(Entries from a dataset)
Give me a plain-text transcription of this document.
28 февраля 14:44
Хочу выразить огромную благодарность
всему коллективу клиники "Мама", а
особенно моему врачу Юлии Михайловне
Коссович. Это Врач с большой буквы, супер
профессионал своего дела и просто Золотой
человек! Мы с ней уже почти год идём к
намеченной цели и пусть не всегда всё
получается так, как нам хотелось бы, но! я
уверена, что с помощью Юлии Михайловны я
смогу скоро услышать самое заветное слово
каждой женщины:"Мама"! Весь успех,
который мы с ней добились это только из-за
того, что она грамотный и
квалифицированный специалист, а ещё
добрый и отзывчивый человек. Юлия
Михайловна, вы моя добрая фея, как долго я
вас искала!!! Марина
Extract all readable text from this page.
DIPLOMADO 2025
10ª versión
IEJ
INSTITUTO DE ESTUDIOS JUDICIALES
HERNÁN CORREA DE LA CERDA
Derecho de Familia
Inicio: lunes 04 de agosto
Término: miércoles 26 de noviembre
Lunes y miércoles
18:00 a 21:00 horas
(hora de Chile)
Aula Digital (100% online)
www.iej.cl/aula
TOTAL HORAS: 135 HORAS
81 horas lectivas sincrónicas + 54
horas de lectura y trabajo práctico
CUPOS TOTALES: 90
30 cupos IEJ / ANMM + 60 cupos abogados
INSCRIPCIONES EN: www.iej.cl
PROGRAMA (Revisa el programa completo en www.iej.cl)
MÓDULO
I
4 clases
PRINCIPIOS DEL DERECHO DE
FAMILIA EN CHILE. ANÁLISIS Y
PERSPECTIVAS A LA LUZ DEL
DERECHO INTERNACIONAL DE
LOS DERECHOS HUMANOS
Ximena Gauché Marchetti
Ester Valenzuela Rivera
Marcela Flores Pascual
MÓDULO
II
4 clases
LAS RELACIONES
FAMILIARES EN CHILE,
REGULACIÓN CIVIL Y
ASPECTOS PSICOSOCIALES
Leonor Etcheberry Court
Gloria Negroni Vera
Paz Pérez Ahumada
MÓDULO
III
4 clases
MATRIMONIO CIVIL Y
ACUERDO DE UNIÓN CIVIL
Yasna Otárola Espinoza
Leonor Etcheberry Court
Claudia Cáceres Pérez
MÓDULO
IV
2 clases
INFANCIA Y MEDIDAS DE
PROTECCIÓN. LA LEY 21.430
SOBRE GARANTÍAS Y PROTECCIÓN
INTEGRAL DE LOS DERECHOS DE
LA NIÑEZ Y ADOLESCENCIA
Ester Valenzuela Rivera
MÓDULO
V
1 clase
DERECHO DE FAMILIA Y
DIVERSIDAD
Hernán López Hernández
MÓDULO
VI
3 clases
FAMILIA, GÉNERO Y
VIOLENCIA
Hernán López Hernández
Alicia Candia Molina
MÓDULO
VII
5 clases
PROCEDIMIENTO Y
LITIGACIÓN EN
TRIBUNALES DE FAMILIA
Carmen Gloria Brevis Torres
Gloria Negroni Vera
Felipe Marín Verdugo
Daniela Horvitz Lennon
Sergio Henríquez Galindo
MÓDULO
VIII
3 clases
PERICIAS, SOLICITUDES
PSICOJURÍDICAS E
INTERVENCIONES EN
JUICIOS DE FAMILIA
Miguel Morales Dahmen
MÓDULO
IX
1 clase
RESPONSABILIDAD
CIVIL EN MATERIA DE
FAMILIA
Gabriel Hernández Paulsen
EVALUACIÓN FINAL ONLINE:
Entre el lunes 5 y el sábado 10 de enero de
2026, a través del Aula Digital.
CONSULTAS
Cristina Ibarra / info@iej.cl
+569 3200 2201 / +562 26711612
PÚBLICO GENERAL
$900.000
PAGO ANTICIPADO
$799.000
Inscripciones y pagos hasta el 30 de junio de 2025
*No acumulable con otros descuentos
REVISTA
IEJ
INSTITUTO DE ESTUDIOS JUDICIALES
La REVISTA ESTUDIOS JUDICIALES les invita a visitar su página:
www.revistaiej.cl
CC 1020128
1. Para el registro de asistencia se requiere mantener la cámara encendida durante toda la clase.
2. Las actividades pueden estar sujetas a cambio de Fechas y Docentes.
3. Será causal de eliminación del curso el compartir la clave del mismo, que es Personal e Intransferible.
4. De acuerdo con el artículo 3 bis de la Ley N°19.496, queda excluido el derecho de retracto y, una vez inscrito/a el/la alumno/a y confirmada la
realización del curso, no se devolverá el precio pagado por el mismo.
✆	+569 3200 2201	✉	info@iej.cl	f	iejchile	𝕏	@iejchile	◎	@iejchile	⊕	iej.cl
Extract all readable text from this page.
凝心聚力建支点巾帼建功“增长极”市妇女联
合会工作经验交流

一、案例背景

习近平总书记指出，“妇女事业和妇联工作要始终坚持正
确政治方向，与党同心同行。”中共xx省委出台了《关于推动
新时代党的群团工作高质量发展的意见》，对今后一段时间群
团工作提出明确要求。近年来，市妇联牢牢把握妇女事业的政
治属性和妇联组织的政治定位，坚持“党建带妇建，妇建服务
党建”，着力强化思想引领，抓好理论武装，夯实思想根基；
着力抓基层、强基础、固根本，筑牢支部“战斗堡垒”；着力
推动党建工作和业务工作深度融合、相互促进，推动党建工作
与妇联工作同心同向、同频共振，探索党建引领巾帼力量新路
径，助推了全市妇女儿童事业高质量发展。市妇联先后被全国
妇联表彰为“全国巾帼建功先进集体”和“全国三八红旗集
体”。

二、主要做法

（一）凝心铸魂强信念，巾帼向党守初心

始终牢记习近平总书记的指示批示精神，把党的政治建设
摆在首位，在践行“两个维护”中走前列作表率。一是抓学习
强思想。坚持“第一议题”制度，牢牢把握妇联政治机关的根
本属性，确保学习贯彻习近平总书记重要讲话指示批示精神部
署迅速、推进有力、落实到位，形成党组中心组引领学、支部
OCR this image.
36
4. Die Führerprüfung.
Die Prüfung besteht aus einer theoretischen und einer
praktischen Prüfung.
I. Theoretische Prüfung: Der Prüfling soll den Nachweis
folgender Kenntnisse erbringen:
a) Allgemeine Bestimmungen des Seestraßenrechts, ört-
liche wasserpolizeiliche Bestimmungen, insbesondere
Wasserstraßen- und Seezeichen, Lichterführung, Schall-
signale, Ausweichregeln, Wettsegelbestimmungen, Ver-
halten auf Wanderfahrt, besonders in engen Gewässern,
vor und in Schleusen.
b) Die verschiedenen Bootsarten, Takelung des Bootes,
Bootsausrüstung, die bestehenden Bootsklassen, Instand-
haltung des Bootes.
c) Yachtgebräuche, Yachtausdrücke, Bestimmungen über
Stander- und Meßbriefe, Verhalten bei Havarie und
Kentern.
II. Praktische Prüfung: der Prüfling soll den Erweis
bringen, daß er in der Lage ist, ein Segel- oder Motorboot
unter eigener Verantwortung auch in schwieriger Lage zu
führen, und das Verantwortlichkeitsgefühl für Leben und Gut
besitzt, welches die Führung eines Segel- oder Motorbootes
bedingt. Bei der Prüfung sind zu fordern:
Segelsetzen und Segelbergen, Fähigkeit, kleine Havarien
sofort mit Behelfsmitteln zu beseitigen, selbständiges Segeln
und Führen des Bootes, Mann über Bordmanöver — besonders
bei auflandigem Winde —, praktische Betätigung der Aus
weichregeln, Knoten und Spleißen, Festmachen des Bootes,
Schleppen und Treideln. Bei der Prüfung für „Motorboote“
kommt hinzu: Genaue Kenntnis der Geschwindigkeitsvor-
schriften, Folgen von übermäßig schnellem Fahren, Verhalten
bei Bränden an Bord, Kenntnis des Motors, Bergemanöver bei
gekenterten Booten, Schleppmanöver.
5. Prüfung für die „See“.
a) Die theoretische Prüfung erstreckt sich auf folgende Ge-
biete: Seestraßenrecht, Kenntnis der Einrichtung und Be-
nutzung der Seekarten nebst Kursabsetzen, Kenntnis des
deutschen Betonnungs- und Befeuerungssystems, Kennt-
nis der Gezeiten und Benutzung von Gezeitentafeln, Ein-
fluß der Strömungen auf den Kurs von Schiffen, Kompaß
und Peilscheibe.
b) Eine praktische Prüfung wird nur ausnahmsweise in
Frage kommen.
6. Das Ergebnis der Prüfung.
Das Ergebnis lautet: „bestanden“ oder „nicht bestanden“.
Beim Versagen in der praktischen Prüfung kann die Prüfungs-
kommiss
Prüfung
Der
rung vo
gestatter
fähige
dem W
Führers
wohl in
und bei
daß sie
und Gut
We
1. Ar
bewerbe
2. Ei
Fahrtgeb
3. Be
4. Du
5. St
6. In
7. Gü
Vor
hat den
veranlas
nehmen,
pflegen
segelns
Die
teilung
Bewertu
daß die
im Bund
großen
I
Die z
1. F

PROBLEM TO WORK ON -
Out of the material above, select every line that holds the string "человек".

WRITTEN REPLY -
человек! Мы с ней уже почти год идём к
добрый и отзывчивый человек. Юлия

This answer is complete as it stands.